Identify the lines that contain the string "Output" and report only how many there are.

● **Available records**:
-*-*-

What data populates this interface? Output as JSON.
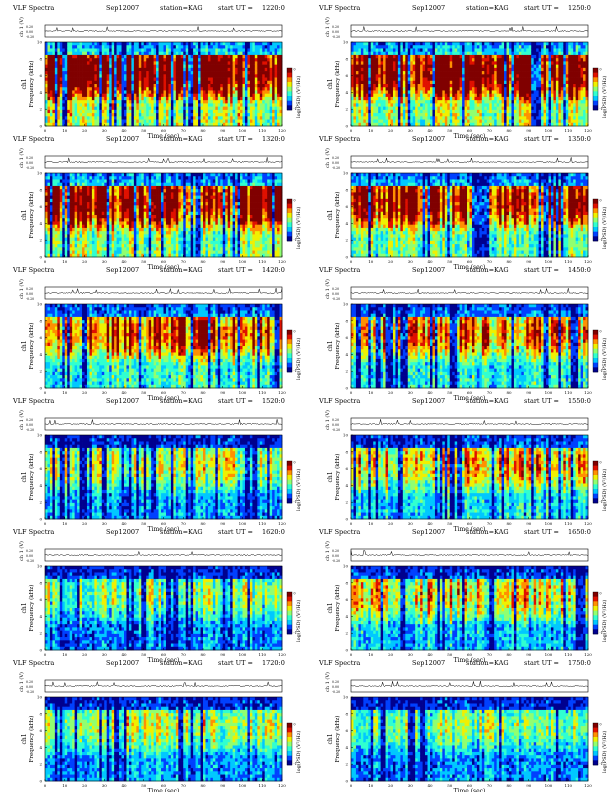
{
  "figure": {
    "title_left": "VLF Spectra",
    "date": "Sep12007",
    "station": "station=KAG",
    "start_prefix": "start UT =",
    "ch_label": "ch 1 (V)",
    "ylabel": "Frequency (kHz)",
    "ylabel_ch": "ch1",
    "xlabel": "Time (sec)",
    "colorbar_label": "log(PSD) (V²/Hz)",
    "colorbar_ticks": [
      "0",
      "-1"
    ],
    "line_ticks": [
      "0.20",
      "0.00",
      "-0.20"
    ],
    "colors": {
      "colormap": [
        "#00008f",
        "#0040ff",
        "#00c8ff",
        "#30ffd0",
        "#90ff70",
        "#f0f000",
        "#ff9000",
        "#e01000",
        "#800000"
      ],
      "line": "#000000"
    }
  },
  "chart_data": {
    "type": "heatmap",
    "xlim": [
      0,
      120
    ],
    "ylim": [
      0,
      10
    ],
    "x_ticks": [
      "0",
      "10",
      "20",
      "30",
      "40",
      "50",
      "60",
      "70",
      "80",
      "90",
      "100",
      "110",
      "120"
    ],
    "y_ticks": [
      "0",
      "2",
      "4",
      "6",
      "8",
      "10"
    ],
    "panels": [
      {
        "start_ut": "1220:0",
        "intensity": 0.82
      },
      {
        "start_ut": "1250:0",
        "intensity": 0.8
      },
      {
        "start_ut": "1320:0",
        "intensity": 0.74
      },
      {
        "start_ut": "1350:0",
        "intensity": 0.66
      },
      {
        "start_ut": "1420:0",
        "intensity": 0.6
      },
      {
        "start_ut": "1450:0",
        "intensity": 0.55
      },
      {
        "start_ut": "1520:0",
        "intensity": 0.4
      },
      {
        "start_ut": "1550:0",
        "intensity": 0.48
      },
      {
        "start_ut": "1620:0",
        "intensity": 0.36
      },
      {
        "start_ut": "1650:0",
        "intensity": 0.46
      },
      {
        "start_ut": "1720:0",
        "intensity": 0.38
      },
      {
        "start_ut": "1750:0",
        "intensity": 0.34
      }
    ]
  }
}
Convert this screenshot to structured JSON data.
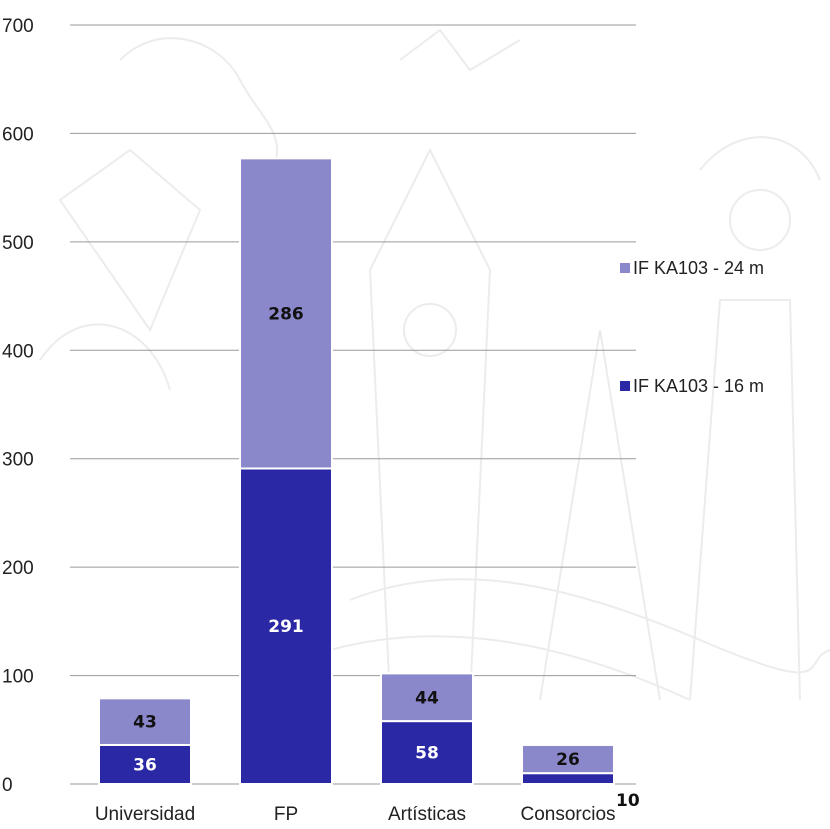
{
  "chart_data": {
    "type": "bar",
    "stacked": true,
    "categories": [
      "Universidad",
      "FP",
      "Artísticas",
      "Consorcios"
    ],
    "series": [
      {
        "name": "IF KA103 - 16 m",
        "values": [
          36,
          291,
          58,
          10
        ],
        "color": "#2a28a4"
      },
      {
        "name": "IF KA103 - 24 m",
        "values": [
          43,
          286,
          44,
          26
        ],
        "color": "#8a87cb"
      }
    ],
    "ylim": [
      0,
      700
    ],
    "yticks": [
      "0",
      "100",
      "200",
      "300",
      "400",
      "500",
      "600",
      "700"
    ],
    "grid": true,
    "legend_position": "right",
    "title": "",
    "xlabel": "",
    "ylabel": ""
  }
}
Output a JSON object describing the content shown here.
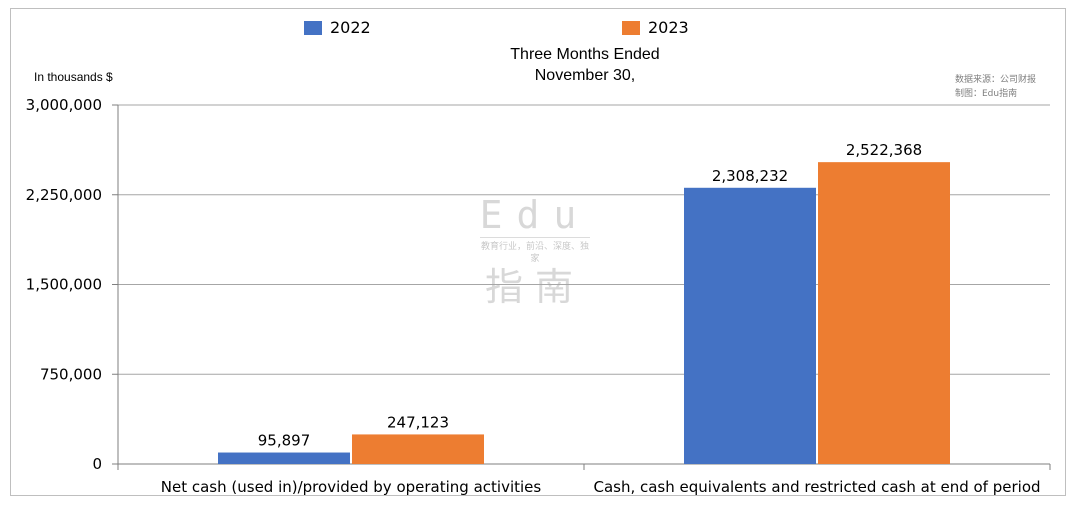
{
  "unit_label": "In thousands $",
  "source_lines": [
    "数据来源：公司财报",
    "制图：Edu指南"
  ],
  "watermark": {
    "top": "Edu",
    "middle": "教育行业，前沿、深度、独家",
    "bottom": "指南"
  },
  "chart_data": {
    "type": "bar",
    "title": "Three Months Ended\nNovember 30,",
    "title_lines": [
      "Three Months Ended",
      "November 30,"
    ],
    "xlabel": "",
    "ylabel": "",
    "ylim": [
      0,
      3000000
    ],
    "yticks": [
      0,
      750000,
      1500000,
      2250000,
      3000000
    ],
    "ytick_labels": [
      "0",
      "750,000",
      "1,500,000",
      "2,250,000",
      "3,000,000"
    ],
    "grid": true,
    "legend_position": "top",
    "categories": [
      "Net cash (used in)/provided by operating activities",
      "Cash, cash equivalents and restricted cash at end of period"
    ],
    "series": [
      {
        "name": "2022",
        "color": "#4472c4",
        "values": [
          95897,
          2308232
        ],
        "labels": [
          "95,897",
          "2,308,232"
        ]
      },
      {
        "name": "2023",
        "color": "#ed7d31",
        "values": [
          247123,
          2522368
        ],
        "labels": [
          "247,123",
          "2,522,368"
        ]
      }
    ]
  }
}
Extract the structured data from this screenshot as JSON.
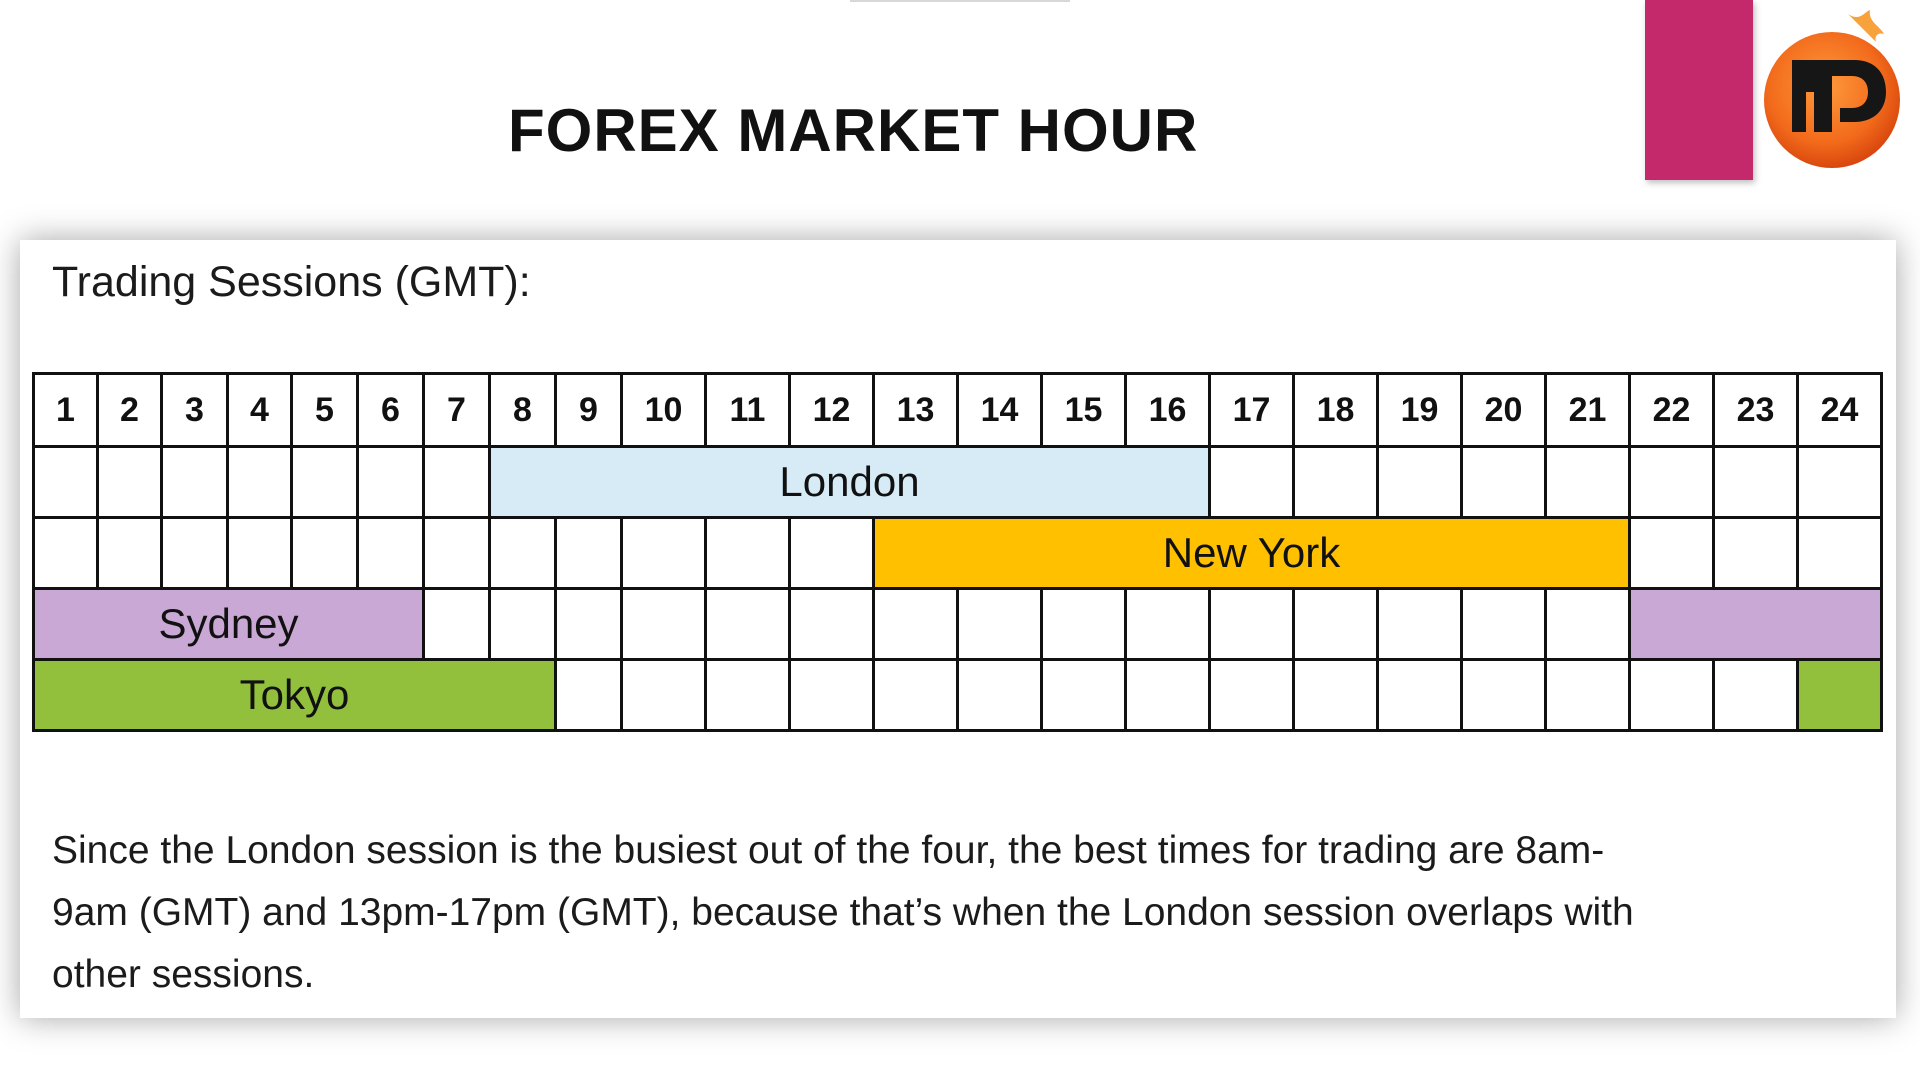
{
  "slide": {
    "title": "FOREX MARKET HOUR"
  },
  "colors": {
    "accent_block": "#c42a6b",
    "logo_orange": "#f26a1b",
    "london": "#d6ebf6",
    "new_york": "#ffc000",
    "sydney": "#c9a8d6",
    "tokyo": "#92c03d"
  },
  "panel": {
    "heading": "Trading Sessions (GMT):",
    "hours": [
      "1",
      "2",
      "3",
      "4",
      "5",
      "6",
      "7",
      "8",
      "9",
      "10",
      "11",
      "12",
      "13",
      "14",
      "15",
      "16",
      "17",
      "18",
      "19",
      "20",
      "21",
      "22",
      "23",
      "24"
    ],
    "sessions": {
      "london": {
        "label": "London",
        "start_hour": 8,
        "end_hour": 16
      },
      "new_york": {
        "label": "New York",
        "start_hour": 13,
        "end_hour": 21
      },
      "sydney": {
        "label": "Sydney",
        "start_hour": 22,
        "end_hour": 6
      },
      "tokyo": {
        "label": "Tokyo",
        "start_hour": 24,
        "end_hour": 8
      }
    },
    "note": "Since the London session is the busiest out of the four, the best times for trading are 8am-9am (GMT) and 13pm-17pm (GMT), because that’s when the London session overlaps with other sessions."
  },
  "icons": {
    "logo": "fp-logo-icon"
  }
}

-*-*-

● **Written solution**: 2